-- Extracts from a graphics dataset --
'''

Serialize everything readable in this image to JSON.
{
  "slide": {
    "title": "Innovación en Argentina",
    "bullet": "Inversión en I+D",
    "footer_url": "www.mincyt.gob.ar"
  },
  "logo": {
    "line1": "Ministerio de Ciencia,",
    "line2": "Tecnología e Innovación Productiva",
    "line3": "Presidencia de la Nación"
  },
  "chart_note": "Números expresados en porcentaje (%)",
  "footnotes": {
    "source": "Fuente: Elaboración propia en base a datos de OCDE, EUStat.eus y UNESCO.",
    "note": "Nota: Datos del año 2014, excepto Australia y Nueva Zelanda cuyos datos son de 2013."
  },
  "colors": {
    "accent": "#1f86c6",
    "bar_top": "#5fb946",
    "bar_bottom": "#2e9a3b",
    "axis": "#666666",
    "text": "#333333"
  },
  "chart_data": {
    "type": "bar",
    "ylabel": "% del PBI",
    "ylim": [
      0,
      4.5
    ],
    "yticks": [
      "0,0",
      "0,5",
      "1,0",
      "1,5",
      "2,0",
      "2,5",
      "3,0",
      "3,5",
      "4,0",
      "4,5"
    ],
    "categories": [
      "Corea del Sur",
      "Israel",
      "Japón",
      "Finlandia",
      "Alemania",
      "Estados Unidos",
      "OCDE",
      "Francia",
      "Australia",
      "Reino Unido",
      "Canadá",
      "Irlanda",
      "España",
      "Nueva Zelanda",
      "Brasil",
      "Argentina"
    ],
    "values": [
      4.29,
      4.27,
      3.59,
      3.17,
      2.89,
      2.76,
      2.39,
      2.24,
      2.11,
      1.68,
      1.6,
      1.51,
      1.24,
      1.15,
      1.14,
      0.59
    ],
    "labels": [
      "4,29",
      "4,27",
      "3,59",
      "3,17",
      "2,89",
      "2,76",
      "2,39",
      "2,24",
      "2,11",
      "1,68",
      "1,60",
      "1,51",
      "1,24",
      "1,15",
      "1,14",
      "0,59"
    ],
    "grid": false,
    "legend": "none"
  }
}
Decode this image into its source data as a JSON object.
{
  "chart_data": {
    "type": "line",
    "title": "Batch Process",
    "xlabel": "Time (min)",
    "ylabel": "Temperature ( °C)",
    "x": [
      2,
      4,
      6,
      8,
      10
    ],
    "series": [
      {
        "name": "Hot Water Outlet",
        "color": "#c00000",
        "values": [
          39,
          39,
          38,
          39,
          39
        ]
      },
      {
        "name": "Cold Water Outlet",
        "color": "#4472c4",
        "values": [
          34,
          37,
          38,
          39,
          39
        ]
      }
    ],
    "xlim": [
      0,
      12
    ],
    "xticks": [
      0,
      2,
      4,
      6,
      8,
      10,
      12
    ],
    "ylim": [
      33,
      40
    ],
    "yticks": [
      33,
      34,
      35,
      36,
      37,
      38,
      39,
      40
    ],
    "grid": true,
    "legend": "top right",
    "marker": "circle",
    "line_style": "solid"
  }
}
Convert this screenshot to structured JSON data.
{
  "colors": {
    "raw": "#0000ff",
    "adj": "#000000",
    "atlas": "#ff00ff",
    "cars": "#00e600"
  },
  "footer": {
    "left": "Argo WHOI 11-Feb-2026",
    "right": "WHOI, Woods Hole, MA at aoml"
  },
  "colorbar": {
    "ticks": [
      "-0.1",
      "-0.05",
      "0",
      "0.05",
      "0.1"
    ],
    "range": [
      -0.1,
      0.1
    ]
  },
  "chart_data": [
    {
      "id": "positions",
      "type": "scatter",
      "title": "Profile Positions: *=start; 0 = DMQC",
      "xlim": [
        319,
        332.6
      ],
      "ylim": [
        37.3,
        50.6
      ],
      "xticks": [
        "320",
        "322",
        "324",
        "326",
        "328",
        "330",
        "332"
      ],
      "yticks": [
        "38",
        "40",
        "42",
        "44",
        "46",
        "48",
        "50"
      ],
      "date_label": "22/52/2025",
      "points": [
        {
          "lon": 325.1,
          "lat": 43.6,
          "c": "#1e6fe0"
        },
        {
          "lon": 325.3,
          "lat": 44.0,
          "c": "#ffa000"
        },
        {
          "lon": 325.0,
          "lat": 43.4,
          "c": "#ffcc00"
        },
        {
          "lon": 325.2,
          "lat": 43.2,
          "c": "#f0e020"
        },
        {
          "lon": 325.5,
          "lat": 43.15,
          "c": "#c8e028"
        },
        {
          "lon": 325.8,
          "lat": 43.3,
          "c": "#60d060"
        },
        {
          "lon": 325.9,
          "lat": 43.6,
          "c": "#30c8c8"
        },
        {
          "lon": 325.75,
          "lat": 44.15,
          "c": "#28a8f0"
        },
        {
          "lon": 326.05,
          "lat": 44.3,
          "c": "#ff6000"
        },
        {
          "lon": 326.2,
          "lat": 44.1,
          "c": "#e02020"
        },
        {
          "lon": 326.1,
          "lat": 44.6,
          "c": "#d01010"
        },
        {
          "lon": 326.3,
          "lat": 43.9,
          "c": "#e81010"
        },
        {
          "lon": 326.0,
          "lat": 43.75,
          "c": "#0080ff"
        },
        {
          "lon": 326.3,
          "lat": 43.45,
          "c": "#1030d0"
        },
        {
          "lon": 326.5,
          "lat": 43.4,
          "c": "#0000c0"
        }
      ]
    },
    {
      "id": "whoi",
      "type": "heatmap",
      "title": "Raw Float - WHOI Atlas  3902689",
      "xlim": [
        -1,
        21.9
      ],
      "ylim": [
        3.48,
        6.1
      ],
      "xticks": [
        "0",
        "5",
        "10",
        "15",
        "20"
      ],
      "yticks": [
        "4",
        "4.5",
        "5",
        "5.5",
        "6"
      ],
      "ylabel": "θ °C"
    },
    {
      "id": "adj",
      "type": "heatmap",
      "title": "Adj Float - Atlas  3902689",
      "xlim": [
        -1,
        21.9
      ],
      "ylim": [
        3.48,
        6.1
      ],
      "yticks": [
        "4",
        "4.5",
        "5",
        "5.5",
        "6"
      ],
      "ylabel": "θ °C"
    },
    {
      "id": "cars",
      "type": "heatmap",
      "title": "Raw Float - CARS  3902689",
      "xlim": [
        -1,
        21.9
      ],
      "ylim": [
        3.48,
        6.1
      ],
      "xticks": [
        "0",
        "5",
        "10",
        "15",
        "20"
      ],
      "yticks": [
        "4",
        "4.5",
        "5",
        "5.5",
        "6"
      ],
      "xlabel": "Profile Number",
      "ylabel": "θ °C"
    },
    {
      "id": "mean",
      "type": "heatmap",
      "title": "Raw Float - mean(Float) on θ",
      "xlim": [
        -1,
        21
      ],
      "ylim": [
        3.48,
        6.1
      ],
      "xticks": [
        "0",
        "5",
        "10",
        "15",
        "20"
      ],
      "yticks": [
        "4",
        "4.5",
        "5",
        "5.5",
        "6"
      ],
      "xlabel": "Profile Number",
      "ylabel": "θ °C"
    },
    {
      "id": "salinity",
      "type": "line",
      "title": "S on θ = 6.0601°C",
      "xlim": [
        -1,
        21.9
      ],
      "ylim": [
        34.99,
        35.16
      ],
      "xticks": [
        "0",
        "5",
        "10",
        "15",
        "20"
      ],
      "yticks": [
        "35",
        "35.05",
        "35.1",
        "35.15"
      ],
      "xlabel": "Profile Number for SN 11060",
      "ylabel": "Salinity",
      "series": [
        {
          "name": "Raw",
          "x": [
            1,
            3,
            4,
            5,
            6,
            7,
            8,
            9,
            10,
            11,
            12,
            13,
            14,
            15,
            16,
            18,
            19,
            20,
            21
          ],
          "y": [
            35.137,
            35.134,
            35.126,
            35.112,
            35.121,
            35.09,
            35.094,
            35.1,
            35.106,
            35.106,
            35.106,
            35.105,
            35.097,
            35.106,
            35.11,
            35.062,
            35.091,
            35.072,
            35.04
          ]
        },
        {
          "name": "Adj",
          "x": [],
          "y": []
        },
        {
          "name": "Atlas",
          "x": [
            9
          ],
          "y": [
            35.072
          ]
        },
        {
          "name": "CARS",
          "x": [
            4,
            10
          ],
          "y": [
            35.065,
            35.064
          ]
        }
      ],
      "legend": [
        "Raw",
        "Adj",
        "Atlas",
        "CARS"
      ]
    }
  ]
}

'''

-- AIM OF THE TASK --
Go through the records above, find every line with the word "Float", and list those lines.

-- ANSWER TO THE PROBLEM --
      "title": "Raw Float - WHOI Atlas  3902689",
      "title": "Adj Float - Atlas  3902689",
      "title": "Raw Float - CARS  3902689",
      "title": "Raw Float - mean(Float) on θ",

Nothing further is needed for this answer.